Problem details: Every line that contains the word "China" should be copied out.

Information shown:

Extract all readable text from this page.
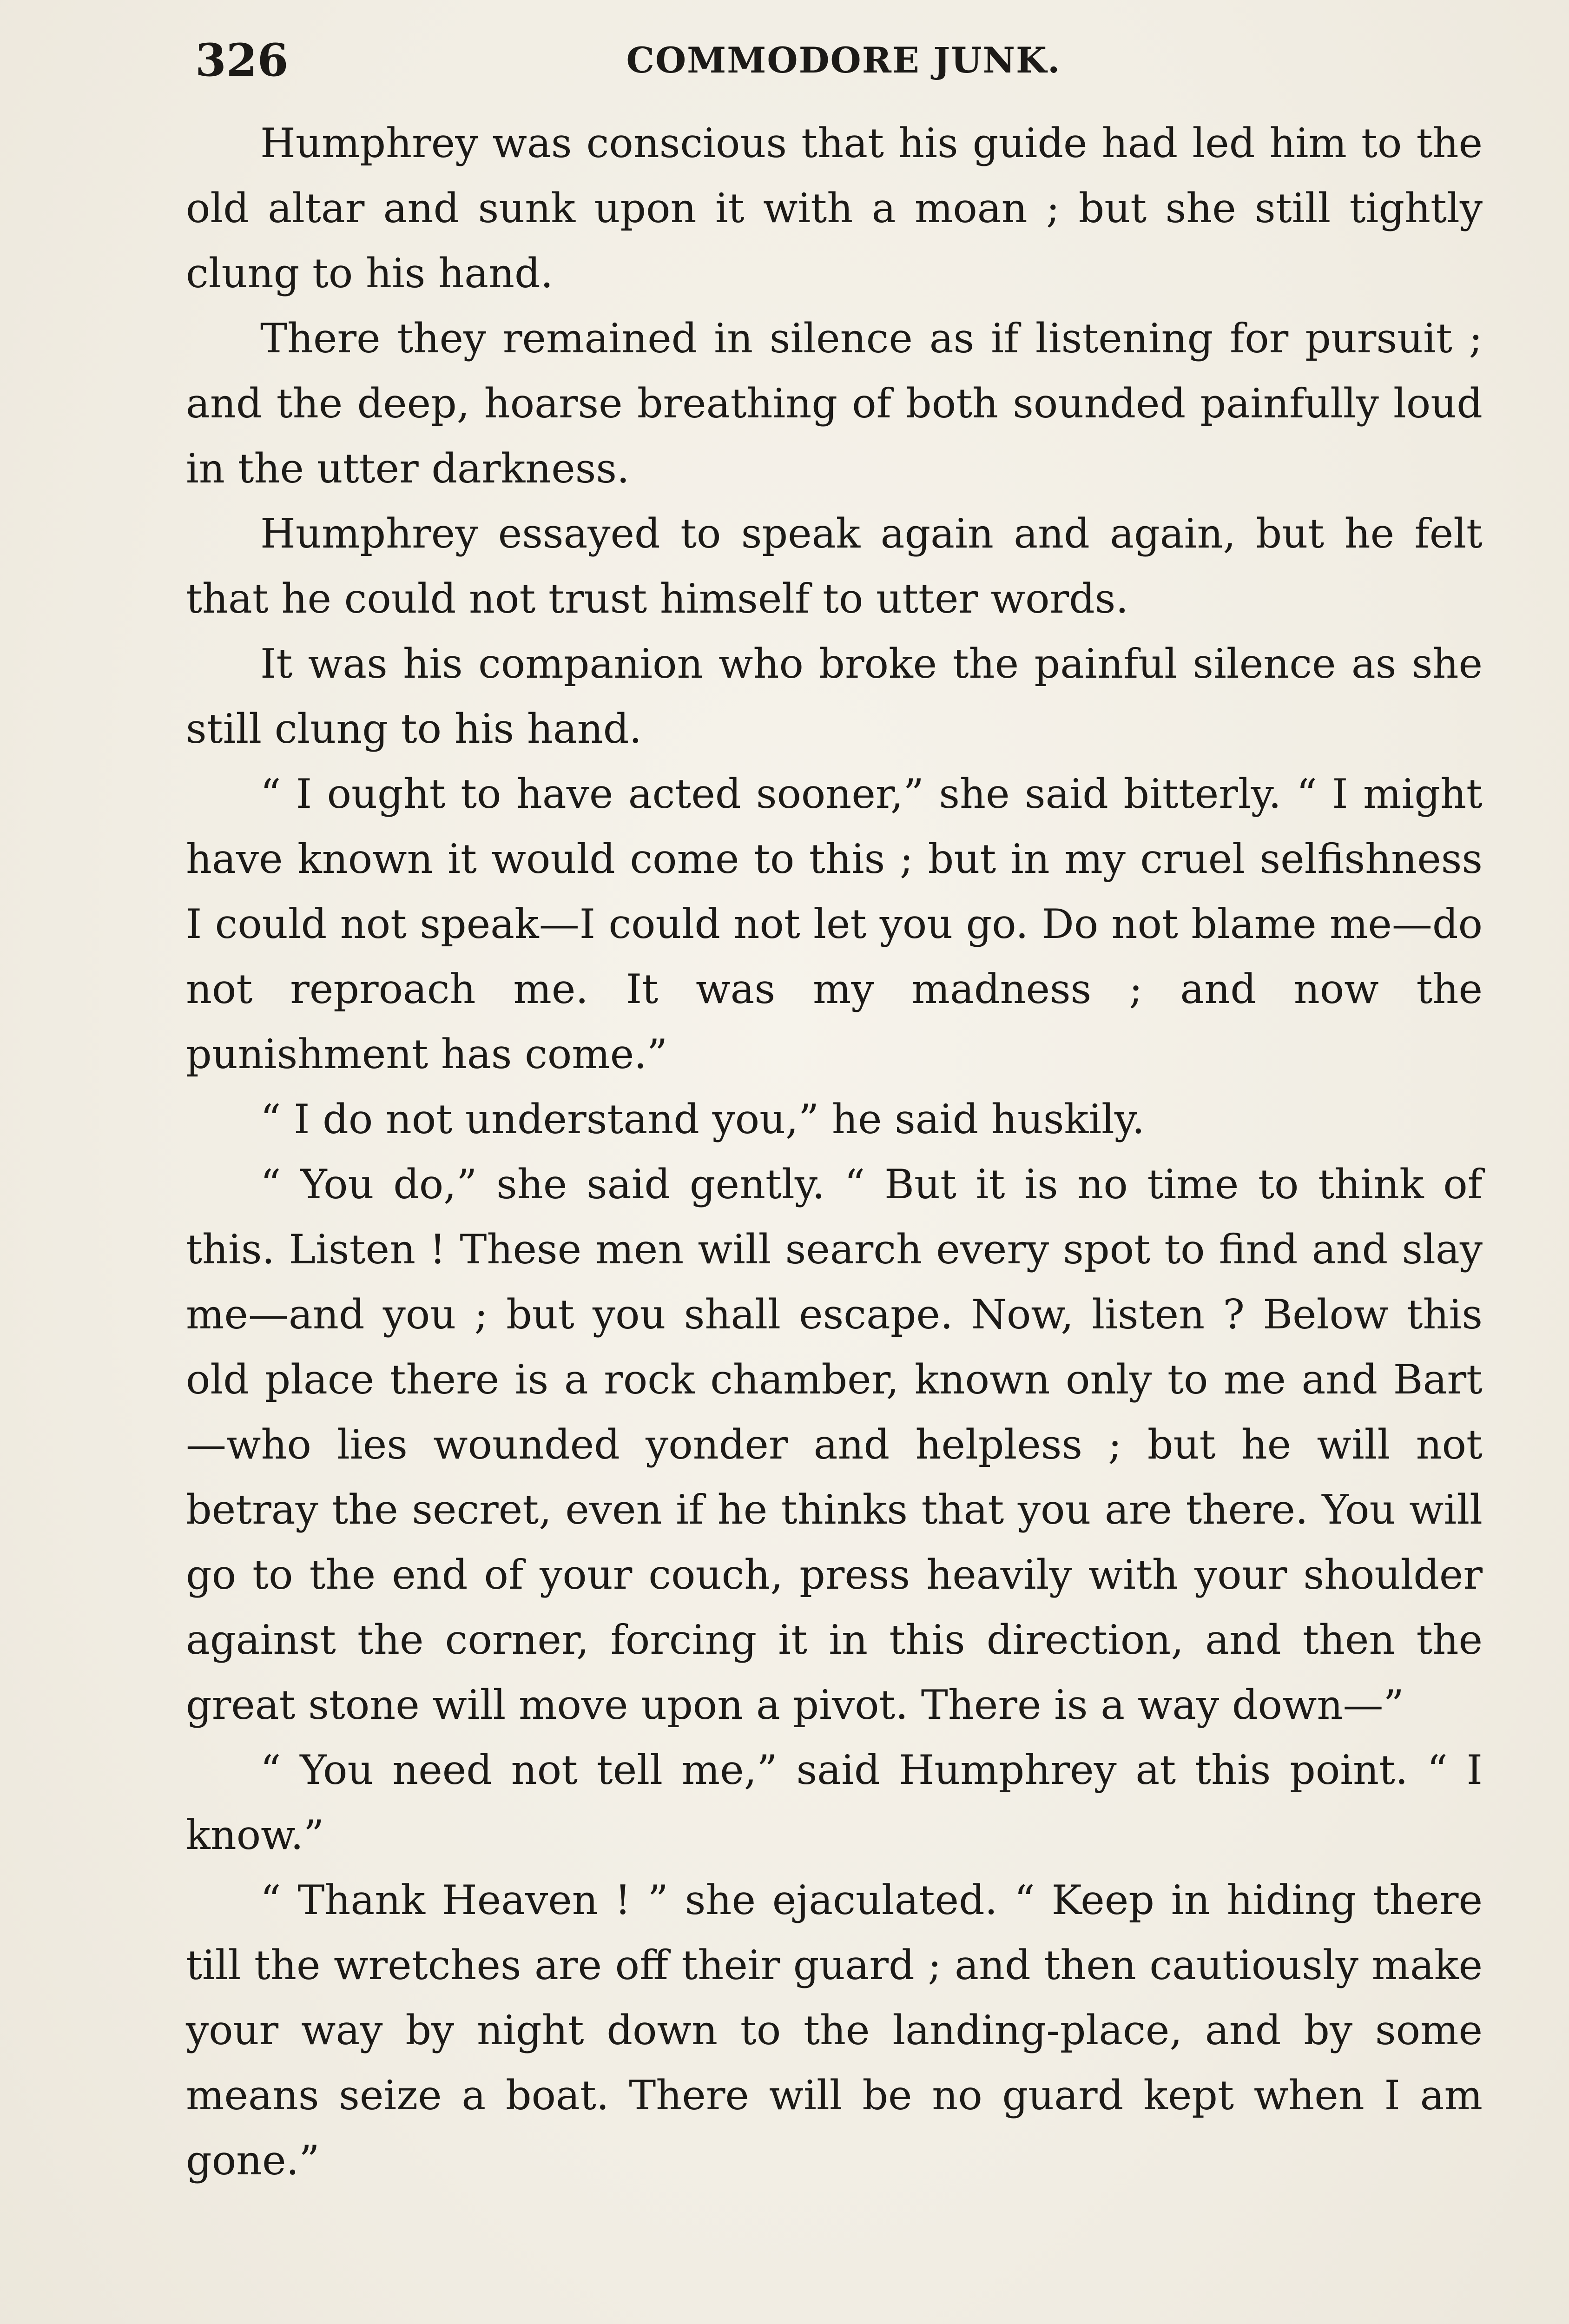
326	COMMODORE JUNK.

Humphrey was conscious that his guide had led him to the old altar and sunk upon it with a moan ; but she still tightly clung to his hand.

There they remained in silence as if listening for pursuit ; and the deep, hoarse breathing of both sounded painfully loud in the utter darkness.

Humphrey essayed to speak again and again, but he felt that he could not trust himself to utter words.

It was his companion who broke the painful silence as she still clung to his hand.

“ I ought to have acted sooner,” she said bitterly. “ I might have known it would come to this ; but in my cruel selfishness I could not speak—I could not let you go. Do not blame me—do not reproach me. It was my madness ; and now the punishment has come.”

“ I do not understand you,” he said huskily.

“ You do,” she said gently. “ But it is no time to think of this. Listen ! These men will search every spot to find and slay me—and you ; but you shall escape. Now, listen ? Below this old place there is a rock chamber, known only to me and Bart—who lies wounded yonder and helpless ; but he will not betray the secret, even if he thinks that you are there. You will go to the end of your couch, press heavily with your shoulder against the corner, forcing it in this direction, and then the great stone will move upon a pivot. There is a way down—”

“ You need not tell me,” said Humphrey at this point. “ I know.”

“ Thank Heaven ! ” she ejaculated. “ Keep in hiding there till the wretches are off their guard ; and then cautiously make your way by night down to the landing-place, and by some means seize a boat. There will be no guard kept when I am gone.”
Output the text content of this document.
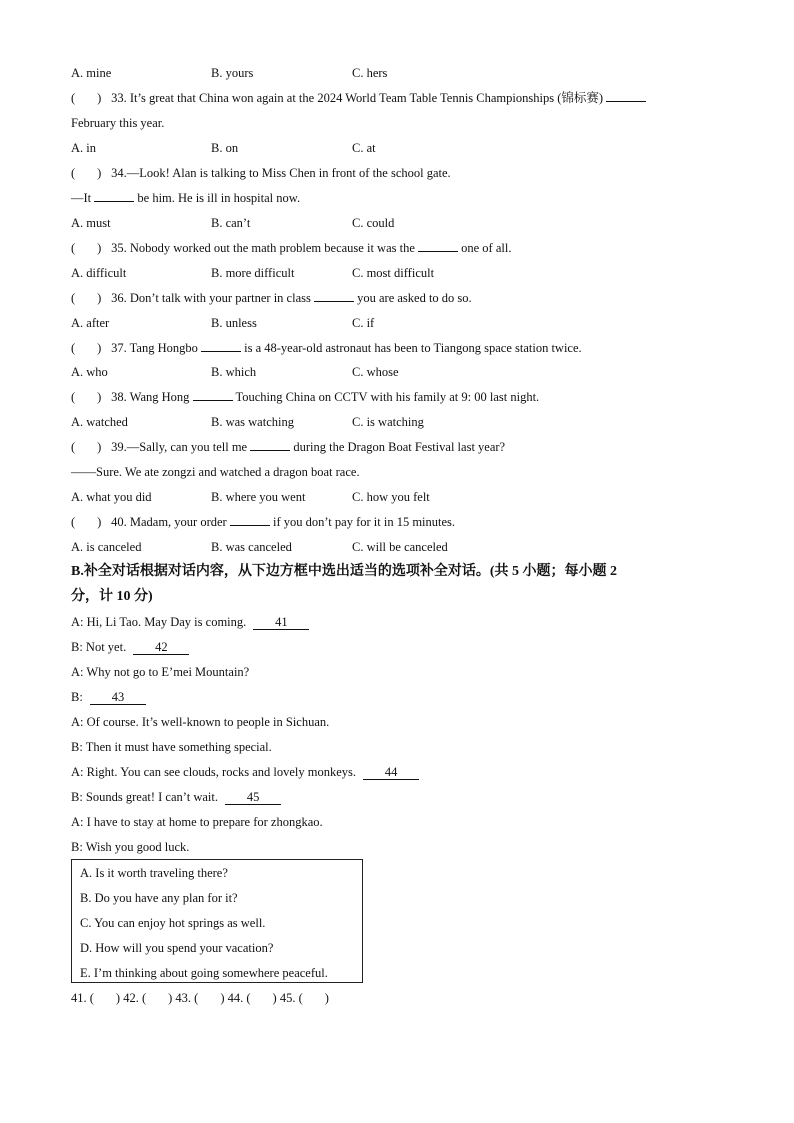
A. mine	B. yours	C. hers
( ) 33. It’s great that China won again at the 2024 World Team Table Tennis Championships (锦标赛)
February this year.
A. in	B. on	C. at
( ) 34.—Look! Alan is talking to Miss Chen in front of the school gate.
—It	be him. He is ill in hospital now.
A. must	B. can’t	C. could
( ) 35. Nobody worked out the math problem because it was the	one of all.
A. difficult	B. more difficult	C. most difficult
( ) 36. Don’t talk with your partner in class	you are asked to do so.
A. after	B. unless	C. if
( ) 37. Tang Hongbo	is a 48-year-old astronaut has been to Tiangong space station twice.
A. who	B. which	C. whose
( ) 38. Wang Hong	Touching China on CCTV with his family at 9: 00 last night.
A. watched	B. was watching	C. is watching
( ) 39.—Sally, can you tell me	during the Dragon Boat Festival last year?
——Sure. We ate zongzi and watched a dragon boat race.
A. what you did	B. where you went	C. how you felt
( ) 40. Madam, your order	if you don’t pay for it in 15 minutes.
A. is canceled	B. was canceled	C. will be canceled
B.补全对话根据对话内容，从下边方框中选出适当的选项补全对话。(共 5 小题；每小题 2
分，计 10 分)
A: Hi, Li Tao. May Day is coming. 41
B: Not yet. 42
A: Why not go to E’mei Mountain?
B: 43
A: Of course. It’s well-known to people in Sichuan.
B: Then it must have something special.
A: Right. You can see clouds, rocks and lovely monkeys. 44
B: Sounds great! I can’t wait. 45
A: I have to stay at home to prepare for zhongkao.
B: Wish you good luck.
A. Is it worth traveling there?
B. Do you have any plan for it?
C. You can enjoy hot springs as well.
D. How will you spend your vacation?
E. I’m thinking about going somewhere peaceful.
41. ( ) 42. ( ) 43. ( ) 44. ( ) 45. ( )
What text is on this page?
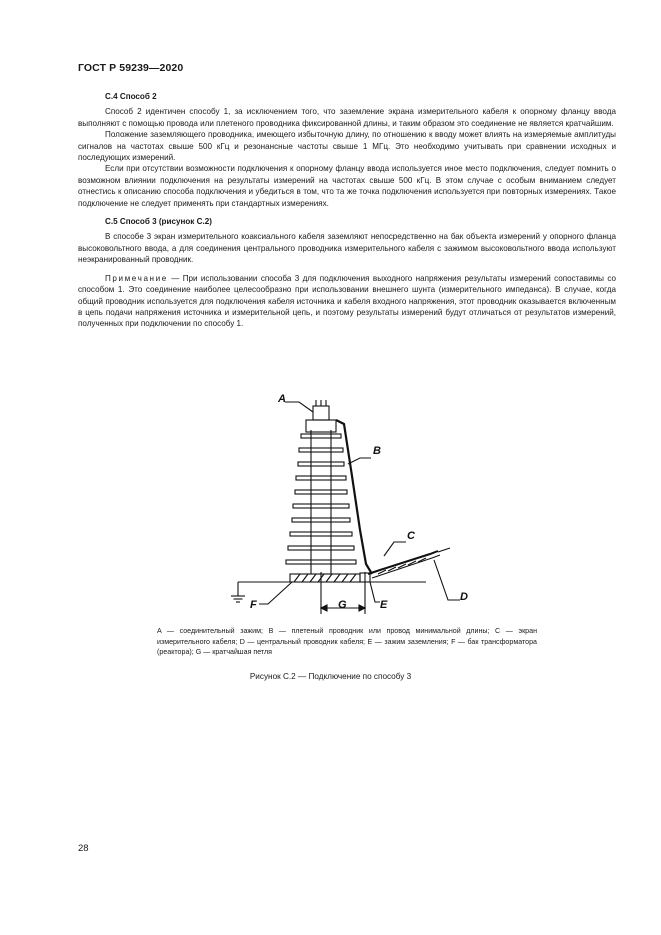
ГОСТ Р 59239—2020

С.4 Способ 2

Способ 2 идентичен способу 1, за исключением того, что заземление экрана измерительного кабеля к опорному фланцу ввода выполняют с помощью провода или плетеного проводника фиксированной длины, и таким образом это соединение не является кратчайшим.

Положение заземляющего проводника, имеющего избыточную длину, по отношению к вводу может влиять на измеряемые амплитуды сигналов на частотах свыше 500 кГц и резонансные частоты свыше 1 МГц. Это необходимо учитывать при сравнении исходных и последующих измерений.

Если при отсутствии возможности подключения к опорному фланцу ввода используется иное место подключения, следует помнить о возможном влиянии подключения на результаты измерений на частотах свыше 500 кГц. В этом случае с особым вниманием следует отнестись к описанию способа подключения и убедиться в том, что та же точка подключения используется при повторных измерениях. Такое подключение не следует применять при стандартных измерениях.

С.5 Способ 3 (рисунок С.2)

В способе 3 экран измерительного коаксиального кабеля заземляют непосредственно на бак объекта измерений у опорного фланца высоковольтного ввода, а для соединения центрального проводника измерительного кабеля с зажимом высоковольтного ввода используют неэкранированный проводник.

Примечание — При использовании способа 3 для подключения выходного напряжения результаты измерений сопоставимы со способом 1. Это соединение наиболее целесообразно при использовании внешнего шунта (измерительного импеданса). В случае, когда общий проводник используется для подключения кабеля источника и кабеля входного напряжения, этот проводник оказывается включенным в цепь подачи напряжения источника и измерительной цепь, и поэтому результаты измерений будут отличаться от результатов измерений, полученных при подключении по способу 1.

A
B
C
D
E
F	G
A — соединительный зажим; B — плетеный проводник или провод минимальной длины; C — экран измерительного кабеля; D — центральный проводник кабеля; E — зажим заземления; F — бак трансформатора (реактора); G — кратчайшая петля
Рисунок С.2 — Подключение по способу 3
28
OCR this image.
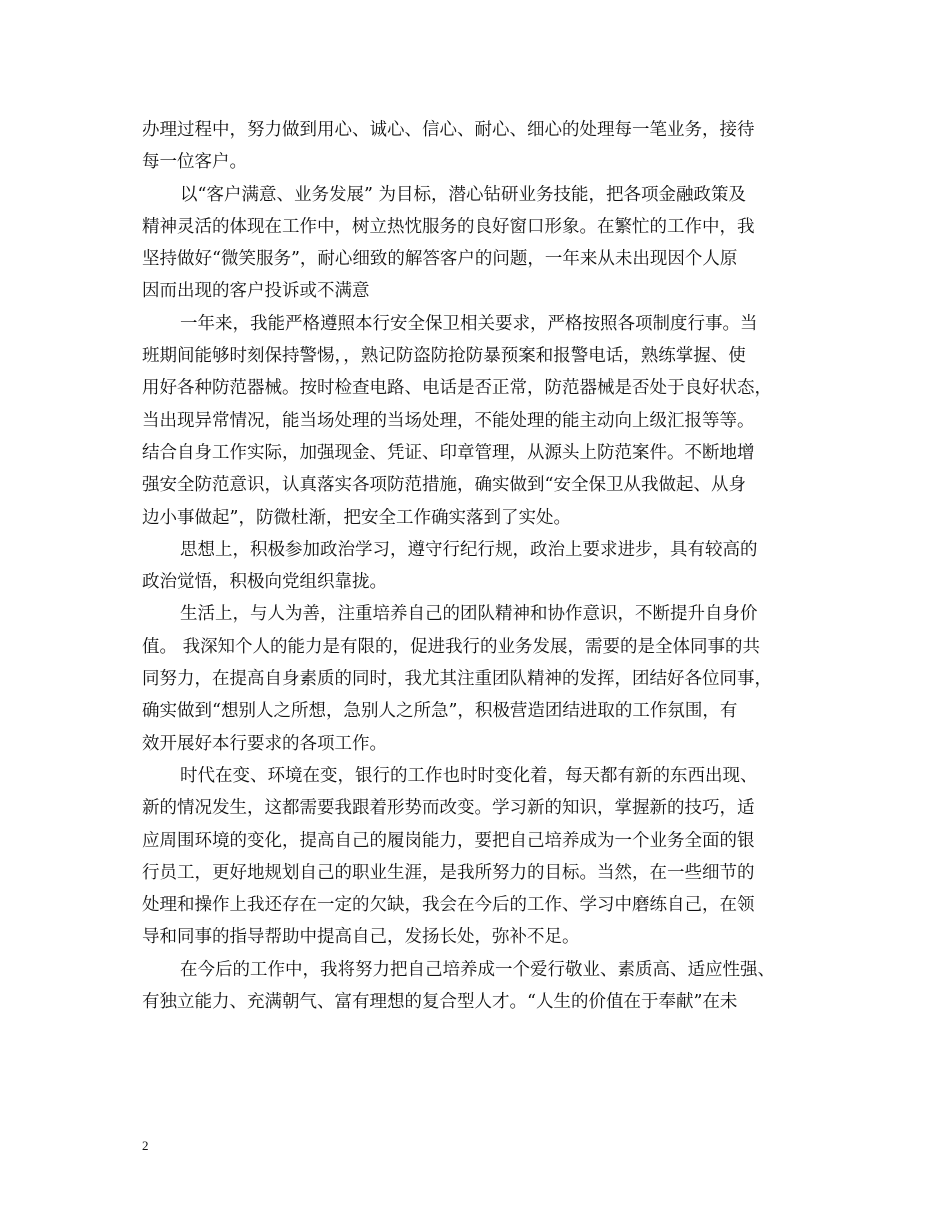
办理过程中，努力做到用心、诚心、信心、耐心、细心的处理每一笔业务，接待
每一位客户。

以“客户满意、业务发展” 为目标，潜心钻研业务技能，把各项金融政策及
精神灵活的体现在工作中，树立热忱服务的良好窗口形象。在繁忙的工作中，我
坚持做好“微笑服务”，耐心细致的解答客户的问题，一年来从未出现因个人原
因而出现的客户投诉或不满意

一年来，我能严格遵照本行安全保卫相关要求，严格按照各项制度行事。当
班期间能够时刻保持警惕，，熟记防盗防抢防暴预案和报警电话，熟练掌握、使
用好各种防范器械。按时检查电路、电话是否正常，防范器械是否处于良好状态，
当出现异常情况，能当场处理的当场处理，不能处理的能主动向上级汇报等等。
结合自身工作实际，加强现金、凭证、印章管理，从源头上防范案件。不断地增
强安全防范意识，认真落实各项防范措施，确实做到“安全保卫从我做起、从身
边小事做起”，防微杜渐，把安全工作确实落到了实处。

思想上，积极参加政治学习，遵守行纪行规，政治上要求进步，具有较高的
政治觉悟，积极向党组织靠拢。

生活上，与人为善，注重培养自己的团队精神和协作意识，不断提升自身价
值。 我深知个人的能力是有限的，促进我行的业务发展，需要的是全体同事的共
同努力，在提高自身素质的同时，我尤其注重团队精神的发挥，团结好各位同事，
确实做到“想别人之所想，急别人之所急”，积极营造团结进取的工作氛围，有
效开展好本行要求的各项工作。

时代在变、环境在变，银行的工作也时时变化着，每天都有新的东西出现、
新的情况发生，这都需要我跟着形势而改变。学习新的知识，掌握新的技巧，适
应周围环境的变化，提高自己的履岗能力，要把自己培养成为一个业务全面的银
行员工，更好地规划自己的职业生涯，是我所努力的目标。当然，在一些细节的
处理和操作上我还存在一定的欠缺，我会在今后的工作、学习中磨练自己，在领
导和同事的指导帮助中提高自己，发扬长处，弥补不足。

在今后的工作中，我将努力把自己培养成一个爱行敬业、素质高、适应性强、
有独立能力、充满朝气、富有理想的复合型人才。“人生的价值在于奉献”在未

2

Solution for this task:
( ) 33. It’s great that China won again at the 2024 World Team Table Tennis Championships (锦标赛)
( ) 38. Wang Hong	Touching China on CCTV with his family at 9: 00 last night.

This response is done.